(Given information)

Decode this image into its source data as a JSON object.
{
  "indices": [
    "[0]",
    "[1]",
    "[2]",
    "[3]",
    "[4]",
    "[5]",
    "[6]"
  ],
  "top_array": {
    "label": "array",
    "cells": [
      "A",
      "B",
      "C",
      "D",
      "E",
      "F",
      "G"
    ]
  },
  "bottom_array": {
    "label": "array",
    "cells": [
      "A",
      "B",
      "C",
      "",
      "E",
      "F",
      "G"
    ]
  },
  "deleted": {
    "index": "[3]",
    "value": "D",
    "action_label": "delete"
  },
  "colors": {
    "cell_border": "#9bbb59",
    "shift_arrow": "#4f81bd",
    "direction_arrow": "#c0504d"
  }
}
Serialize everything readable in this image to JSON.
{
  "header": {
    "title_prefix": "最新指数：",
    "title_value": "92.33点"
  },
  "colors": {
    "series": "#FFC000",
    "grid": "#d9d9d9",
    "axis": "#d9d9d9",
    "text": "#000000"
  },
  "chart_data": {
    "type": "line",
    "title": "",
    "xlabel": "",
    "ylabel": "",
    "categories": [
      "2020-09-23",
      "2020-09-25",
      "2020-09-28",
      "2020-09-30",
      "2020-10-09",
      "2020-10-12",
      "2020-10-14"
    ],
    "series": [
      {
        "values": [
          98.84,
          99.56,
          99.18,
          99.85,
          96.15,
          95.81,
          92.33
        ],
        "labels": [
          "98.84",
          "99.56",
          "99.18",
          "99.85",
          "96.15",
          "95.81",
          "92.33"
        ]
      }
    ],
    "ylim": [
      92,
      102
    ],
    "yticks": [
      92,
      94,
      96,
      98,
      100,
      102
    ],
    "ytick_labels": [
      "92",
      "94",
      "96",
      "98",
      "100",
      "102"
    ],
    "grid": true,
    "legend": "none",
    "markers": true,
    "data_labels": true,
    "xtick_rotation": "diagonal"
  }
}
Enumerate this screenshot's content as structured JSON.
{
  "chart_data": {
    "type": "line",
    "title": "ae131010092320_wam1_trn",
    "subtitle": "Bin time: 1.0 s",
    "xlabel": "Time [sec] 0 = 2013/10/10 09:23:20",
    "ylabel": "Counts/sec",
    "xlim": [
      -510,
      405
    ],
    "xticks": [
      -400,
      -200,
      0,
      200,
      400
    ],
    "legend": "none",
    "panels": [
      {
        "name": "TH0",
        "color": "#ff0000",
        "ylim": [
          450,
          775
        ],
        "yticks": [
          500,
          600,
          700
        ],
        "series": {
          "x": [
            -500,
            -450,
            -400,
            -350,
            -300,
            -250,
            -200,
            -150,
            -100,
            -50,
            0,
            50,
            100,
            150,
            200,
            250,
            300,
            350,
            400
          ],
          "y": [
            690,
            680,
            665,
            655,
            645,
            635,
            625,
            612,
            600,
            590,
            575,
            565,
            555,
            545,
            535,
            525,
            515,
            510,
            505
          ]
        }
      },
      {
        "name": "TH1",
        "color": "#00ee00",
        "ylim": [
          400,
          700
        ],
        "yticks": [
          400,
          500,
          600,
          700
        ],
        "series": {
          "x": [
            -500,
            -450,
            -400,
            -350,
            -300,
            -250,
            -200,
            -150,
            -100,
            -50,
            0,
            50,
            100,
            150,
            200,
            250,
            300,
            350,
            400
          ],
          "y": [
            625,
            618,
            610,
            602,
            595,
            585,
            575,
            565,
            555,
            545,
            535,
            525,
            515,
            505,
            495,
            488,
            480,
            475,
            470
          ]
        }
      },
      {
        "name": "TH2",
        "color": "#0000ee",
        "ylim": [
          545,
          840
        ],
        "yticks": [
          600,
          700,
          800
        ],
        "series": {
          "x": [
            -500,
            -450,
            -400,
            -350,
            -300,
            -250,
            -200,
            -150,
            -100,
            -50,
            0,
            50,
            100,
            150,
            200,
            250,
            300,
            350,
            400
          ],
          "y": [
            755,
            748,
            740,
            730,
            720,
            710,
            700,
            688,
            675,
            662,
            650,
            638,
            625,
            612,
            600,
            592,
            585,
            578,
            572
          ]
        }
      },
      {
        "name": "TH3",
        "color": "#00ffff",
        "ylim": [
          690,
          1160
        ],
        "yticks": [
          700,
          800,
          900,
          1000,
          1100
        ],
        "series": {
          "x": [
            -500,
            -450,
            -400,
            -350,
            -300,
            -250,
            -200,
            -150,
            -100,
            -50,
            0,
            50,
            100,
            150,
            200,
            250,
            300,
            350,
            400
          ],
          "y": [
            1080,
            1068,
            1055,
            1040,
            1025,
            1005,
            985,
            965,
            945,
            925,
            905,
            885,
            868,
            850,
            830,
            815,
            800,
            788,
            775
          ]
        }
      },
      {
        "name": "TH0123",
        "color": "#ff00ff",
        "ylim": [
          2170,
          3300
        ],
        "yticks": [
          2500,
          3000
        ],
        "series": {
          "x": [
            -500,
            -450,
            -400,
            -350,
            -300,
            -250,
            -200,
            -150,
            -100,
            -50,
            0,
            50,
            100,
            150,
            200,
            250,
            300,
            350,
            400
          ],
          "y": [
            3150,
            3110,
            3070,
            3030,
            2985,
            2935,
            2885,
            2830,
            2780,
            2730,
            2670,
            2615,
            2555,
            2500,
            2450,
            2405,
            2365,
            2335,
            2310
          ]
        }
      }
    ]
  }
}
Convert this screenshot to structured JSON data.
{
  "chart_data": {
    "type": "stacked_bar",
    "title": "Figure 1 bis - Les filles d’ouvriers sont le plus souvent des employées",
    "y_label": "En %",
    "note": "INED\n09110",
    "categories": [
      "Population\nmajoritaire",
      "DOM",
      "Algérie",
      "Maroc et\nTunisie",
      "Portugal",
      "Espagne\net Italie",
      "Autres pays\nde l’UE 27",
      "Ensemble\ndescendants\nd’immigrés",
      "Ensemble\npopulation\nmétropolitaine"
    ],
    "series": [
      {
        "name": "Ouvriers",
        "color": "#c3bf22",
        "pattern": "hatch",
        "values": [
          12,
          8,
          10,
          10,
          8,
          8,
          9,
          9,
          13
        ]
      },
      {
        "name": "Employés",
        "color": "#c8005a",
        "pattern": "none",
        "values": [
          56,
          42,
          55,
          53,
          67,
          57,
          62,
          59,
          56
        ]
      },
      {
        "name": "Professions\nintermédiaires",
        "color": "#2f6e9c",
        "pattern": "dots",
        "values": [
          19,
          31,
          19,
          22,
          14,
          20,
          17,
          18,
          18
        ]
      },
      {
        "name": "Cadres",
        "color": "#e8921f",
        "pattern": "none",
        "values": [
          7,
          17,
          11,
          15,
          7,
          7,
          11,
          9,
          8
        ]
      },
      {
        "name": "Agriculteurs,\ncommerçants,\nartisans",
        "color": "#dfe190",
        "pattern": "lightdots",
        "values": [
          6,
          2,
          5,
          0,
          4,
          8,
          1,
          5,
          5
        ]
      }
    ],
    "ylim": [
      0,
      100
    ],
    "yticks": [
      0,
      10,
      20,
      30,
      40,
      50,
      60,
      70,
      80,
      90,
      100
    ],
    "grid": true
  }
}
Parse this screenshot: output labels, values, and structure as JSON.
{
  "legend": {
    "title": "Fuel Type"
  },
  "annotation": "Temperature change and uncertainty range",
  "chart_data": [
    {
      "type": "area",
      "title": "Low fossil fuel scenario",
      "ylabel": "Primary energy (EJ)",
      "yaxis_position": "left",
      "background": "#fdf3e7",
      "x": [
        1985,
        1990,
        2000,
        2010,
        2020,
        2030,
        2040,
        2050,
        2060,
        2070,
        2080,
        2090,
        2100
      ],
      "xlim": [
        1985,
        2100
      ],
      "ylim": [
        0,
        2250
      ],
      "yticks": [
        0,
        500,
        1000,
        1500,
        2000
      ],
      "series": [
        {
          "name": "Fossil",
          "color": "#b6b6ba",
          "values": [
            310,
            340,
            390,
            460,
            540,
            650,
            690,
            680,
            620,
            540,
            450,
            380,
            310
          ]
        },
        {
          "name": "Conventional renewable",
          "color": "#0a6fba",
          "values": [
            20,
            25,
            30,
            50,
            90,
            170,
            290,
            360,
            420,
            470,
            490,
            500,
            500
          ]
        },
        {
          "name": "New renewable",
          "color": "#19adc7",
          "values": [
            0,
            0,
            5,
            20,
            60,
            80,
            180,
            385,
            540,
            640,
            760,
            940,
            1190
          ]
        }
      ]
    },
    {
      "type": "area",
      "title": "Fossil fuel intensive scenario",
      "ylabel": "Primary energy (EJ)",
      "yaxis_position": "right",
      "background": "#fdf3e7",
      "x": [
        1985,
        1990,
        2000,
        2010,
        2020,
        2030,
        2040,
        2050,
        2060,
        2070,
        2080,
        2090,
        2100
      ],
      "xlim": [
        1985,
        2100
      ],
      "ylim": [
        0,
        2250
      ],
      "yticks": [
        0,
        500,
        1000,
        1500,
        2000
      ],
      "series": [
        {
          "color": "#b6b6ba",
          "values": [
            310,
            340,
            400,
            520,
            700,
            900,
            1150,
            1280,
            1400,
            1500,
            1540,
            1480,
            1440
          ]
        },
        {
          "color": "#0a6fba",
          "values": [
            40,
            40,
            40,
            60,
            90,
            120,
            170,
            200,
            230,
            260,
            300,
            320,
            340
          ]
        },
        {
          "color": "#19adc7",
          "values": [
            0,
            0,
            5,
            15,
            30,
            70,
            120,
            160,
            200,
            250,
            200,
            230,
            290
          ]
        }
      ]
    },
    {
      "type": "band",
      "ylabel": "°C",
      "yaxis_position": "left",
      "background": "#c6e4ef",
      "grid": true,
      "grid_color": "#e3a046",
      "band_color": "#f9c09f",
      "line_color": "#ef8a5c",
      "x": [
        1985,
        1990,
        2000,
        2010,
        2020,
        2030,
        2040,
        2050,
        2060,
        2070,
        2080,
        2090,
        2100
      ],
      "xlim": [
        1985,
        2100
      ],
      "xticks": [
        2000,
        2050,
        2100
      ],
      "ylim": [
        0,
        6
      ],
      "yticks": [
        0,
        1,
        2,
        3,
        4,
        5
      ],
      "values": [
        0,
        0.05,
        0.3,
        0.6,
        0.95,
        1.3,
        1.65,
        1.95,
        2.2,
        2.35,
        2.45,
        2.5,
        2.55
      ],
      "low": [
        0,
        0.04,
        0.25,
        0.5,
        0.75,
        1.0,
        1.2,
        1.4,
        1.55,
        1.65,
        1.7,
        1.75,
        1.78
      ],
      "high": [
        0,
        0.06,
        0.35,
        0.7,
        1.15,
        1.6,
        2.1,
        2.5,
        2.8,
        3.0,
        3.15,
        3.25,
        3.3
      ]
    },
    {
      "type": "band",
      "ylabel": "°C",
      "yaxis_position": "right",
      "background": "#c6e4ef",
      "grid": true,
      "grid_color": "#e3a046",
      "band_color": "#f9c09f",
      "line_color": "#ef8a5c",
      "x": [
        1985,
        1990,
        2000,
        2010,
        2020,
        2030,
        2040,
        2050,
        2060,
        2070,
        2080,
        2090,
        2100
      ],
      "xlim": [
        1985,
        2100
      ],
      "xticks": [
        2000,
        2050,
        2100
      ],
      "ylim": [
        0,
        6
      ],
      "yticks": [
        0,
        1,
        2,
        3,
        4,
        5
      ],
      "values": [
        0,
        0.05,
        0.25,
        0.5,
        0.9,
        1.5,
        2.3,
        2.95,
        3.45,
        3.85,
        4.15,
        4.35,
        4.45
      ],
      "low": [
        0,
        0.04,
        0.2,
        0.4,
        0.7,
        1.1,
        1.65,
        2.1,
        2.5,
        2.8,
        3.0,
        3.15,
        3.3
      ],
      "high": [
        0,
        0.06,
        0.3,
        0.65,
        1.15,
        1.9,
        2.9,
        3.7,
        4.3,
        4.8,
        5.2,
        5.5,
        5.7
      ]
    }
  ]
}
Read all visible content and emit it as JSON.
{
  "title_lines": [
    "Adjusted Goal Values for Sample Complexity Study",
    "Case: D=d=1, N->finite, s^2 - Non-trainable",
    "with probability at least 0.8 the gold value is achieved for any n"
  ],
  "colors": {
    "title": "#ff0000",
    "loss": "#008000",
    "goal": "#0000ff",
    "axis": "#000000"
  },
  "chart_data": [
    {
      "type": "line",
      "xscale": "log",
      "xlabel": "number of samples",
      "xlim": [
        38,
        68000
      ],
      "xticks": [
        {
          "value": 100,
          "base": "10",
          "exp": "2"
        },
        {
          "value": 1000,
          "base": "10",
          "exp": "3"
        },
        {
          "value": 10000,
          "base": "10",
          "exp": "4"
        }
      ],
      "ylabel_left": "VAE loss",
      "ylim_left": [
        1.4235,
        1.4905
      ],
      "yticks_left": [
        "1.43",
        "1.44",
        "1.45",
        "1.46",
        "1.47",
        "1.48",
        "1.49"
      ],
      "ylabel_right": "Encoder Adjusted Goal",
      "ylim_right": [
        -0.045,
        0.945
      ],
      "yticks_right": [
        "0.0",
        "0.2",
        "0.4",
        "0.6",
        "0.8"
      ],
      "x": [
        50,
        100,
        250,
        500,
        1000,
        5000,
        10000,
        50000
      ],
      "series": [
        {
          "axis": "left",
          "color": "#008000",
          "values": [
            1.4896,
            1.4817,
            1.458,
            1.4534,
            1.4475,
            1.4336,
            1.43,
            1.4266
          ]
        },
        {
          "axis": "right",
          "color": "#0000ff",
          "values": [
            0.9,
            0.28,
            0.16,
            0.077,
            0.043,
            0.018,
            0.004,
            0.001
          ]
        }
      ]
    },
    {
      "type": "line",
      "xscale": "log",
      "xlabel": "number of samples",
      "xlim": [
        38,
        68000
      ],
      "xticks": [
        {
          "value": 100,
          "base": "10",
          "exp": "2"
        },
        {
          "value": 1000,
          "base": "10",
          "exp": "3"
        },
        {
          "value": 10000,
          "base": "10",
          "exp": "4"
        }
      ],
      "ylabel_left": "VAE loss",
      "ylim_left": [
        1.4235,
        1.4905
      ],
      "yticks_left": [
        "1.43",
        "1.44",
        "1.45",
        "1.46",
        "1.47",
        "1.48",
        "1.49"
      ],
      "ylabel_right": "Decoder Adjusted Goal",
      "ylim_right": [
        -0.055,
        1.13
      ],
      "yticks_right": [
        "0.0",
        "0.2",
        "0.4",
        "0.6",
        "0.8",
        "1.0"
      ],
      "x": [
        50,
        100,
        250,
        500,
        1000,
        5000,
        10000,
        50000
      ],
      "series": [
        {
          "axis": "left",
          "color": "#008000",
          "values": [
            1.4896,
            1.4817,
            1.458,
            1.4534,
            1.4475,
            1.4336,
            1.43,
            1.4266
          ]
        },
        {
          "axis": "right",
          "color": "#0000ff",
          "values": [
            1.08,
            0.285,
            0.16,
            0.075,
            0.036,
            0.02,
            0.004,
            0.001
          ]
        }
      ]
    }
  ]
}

(What you will do) Among the records above, find each line holding the string "renewable" and pull it out.

(Response to this exercise)
          "name": "Conventional renewable",
          "name": "New renewable",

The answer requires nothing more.